▸ Goal of the exercise: Using the records below, count the lines with "pages" in them. Give the number only.

▸ Stored data:
•••••
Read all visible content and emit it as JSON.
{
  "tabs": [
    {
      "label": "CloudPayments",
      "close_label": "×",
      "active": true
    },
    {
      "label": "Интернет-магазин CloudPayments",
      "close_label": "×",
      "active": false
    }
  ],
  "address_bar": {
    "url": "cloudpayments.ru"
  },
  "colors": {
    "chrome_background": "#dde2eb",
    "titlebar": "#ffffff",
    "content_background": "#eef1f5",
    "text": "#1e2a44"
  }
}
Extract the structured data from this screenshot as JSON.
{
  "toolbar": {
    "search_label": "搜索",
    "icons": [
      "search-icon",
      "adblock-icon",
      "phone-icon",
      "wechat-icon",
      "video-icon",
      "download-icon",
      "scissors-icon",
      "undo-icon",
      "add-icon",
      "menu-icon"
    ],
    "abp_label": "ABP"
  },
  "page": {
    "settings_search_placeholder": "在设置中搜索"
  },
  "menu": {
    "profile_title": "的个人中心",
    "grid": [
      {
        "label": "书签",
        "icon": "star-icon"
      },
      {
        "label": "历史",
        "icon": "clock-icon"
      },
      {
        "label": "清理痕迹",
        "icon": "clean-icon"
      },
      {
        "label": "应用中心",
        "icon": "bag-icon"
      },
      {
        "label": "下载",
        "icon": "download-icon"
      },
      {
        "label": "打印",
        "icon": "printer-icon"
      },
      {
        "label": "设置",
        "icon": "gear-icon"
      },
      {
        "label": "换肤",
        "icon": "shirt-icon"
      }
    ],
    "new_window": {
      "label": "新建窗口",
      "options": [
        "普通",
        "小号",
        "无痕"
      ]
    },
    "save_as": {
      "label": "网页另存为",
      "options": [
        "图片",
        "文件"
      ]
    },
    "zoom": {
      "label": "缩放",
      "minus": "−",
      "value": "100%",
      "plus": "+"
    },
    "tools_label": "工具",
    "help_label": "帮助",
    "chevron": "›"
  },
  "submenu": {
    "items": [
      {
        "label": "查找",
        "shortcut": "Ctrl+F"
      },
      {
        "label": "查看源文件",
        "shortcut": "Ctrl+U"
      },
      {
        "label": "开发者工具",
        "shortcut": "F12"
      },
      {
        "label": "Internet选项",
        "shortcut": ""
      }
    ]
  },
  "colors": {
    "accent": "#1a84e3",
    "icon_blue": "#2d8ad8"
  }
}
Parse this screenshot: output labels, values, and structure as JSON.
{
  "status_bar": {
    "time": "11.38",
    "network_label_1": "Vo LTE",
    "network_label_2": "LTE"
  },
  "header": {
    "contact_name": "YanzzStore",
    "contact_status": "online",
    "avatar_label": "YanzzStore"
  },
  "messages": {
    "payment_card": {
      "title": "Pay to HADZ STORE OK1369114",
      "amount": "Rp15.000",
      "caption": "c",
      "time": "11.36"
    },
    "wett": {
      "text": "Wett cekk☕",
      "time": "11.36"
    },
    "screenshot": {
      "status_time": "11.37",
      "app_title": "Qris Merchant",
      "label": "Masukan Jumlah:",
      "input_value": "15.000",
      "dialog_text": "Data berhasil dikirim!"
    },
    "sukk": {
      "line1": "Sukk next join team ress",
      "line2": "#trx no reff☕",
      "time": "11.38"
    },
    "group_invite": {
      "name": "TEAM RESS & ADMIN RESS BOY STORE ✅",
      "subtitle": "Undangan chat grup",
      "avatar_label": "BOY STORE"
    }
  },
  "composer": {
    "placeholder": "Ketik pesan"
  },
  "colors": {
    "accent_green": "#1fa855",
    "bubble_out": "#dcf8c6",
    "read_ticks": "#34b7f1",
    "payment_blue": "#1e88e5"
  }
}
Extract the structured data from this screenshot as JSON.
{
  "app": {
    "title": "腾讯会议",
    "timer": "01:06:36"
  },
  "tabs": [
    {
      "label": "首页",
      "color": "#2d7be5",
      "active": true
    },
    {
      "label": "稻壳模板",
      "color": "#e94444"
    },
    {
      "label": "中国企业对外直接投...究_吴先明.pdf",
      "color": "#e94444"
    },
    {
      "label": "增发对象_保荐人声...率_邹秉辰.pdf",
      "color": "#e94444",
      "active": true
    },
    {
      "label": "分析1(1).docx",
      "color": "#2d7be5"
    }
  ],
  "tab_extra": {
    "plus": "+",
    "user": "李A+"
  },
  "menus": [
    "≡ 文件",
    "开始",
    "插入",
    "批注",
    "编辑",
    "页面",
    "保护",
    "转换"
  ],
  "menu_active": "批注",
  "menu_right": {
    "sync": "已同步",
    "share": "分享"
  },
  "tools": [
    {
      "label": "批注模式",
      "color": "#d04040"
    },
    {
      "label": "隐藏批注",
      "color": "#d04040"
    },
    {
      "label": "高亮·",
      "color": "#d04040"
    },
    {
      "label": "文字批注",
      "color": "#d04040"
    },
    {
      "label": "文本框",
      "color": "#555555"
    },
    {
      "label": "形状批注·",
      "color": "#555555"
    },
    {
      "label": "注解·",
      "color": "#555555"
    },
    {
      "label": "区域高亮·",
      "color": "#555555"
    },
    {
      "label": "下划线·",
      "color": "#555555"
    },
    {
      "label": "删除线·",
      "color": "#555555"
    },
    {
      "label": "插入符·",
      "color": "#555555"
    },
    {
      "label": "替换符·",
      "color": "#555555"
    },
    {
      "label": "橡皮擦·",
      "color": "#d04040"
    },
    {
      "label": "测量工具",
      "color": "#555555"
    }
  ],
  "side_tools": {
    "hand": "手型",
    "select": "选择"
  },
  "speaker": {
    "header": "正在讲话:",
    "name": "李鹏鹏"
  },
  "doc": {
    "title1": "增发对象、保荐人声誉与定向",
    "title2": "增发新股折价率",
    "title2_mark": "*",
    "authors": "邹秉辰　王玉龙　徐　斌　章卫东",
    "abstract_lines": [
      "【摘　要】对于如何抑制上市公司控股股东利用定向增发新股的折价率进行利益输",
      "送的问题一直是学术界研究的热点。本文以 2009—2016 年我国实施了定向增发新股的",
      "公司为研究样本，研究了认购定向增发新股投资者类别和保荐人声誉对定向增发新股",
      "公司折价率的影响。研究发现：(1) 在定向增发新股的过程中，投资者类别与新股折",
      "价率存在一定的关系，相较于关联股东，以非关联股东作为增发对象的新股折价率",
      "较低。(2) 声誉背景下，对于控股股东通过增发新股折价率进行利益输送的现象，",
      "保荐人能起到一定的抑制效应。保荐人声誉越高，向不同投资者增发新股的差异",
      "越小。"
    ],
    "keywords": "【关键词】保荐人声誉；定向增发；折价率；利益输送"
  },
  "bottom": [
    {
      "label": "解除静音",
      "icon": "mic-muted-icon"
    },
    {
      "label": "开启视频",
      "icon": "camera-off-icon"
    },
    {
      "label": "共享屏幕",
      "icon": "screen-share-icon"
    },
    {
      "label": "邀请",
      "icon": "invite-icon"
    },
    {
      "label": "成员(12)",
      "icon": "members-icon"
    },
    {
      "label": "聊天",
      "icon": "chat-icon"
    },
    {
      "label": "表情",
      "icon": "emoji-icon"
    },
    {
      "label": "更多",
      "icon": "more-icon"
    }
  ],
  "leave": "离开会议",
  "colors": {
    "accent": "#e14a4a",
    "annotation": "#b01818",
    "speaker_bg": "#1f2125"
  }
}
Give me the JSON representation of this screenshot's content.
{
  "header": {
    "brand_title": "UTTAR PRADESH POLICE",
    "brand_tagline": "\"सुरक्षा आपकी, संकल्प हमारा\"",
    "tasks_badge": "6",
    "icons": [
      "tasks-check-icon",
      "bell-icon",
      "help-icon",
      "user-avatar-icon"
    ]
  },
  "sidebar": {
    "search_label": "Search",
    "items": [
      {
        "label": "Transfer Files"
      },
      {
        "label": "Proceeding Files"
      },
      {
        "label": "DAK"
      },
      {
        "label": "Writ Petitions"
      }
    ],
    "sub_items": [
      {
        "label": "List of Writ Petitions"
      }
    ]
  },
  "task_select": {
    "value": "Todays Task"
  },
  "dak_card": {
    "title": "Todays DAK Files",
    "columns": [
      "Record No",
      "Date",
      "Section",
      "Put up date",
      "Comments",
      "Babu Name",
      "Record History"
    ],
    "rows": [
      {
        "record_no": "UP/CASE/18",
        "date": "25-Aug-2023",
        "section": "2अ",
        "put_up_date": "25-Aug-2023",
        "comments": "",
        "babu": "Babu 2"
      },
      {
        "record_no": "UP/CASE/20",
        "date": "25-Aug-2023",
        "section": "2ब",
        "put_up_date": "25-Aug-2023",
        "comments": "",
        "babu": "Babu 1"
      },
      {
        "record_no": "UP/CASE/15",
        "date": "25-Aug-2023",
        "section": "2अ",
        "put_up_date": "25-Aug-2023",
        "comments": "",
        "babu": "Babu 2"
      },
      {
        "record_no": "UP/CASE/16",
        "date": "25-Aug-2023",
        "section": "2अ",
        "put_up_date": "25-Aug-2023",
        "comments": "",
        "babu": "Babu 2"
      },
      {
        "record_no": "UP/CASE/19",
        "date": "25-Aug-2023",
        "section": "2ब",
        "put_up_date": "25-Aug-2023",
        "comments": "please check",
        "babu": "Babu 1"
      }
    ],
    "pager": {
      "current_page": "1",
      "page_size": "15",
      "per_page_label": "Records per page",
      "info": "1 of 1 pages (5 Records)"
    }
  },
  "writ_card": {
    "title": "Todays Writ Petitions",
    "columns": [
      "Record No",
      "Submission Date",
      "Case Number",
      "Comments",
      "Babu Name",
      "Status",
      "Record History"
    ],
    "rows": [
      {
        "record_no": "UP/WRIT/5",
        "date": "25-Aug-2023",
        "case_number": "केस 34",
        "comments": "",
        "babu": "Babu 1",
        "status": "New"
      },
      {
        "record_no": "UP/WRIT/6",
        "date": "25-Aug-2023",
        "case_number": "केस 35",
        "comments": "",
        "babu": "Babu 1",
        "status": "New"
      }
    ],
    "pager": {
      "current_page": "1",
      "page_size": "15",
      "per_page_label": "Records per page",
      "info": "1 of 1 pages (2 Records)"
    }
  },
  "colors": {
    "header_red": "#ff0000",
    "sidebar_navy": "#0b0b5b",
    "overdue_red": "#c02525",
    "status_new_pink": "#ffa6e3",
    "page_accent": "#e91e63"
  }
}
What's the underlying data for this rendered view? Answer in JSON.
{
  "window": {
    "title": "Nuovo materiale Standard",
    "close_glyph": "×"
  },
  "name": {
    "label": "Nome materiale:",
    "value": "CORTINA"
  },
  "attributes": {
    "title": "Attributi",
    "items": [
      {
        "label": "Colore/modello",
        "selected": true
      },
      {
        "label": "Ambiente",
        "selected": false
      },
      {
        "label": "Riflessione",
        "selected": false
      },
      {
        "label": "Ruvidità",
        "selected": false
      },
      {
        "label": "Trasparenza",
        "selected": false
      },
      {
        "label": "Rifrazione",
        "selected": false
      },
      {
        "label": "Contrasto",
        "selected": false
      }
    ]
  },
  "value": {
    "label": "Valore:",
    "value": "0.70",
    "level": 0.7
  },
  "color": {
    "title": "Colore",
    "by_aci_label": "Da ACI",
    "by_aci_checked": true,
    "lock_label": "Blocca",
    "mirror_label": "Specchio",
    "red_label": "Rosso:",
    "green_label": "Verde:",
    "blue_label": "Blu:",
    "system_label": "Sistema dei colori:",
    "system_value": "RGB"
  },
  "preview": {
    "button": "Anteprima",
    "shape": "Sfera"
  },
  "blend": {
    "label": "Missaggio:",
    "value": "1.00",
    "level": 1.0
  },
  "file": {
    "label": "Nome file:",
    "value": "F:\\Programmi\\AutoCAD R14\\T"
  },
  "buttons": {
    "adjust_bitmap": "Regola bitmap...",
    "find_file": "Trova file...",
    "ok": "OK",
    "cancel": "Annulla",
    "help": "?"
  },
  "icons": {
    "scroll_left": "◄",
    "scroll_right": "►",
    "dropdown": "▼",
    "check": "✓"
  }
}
•••••
▸ Reply: 2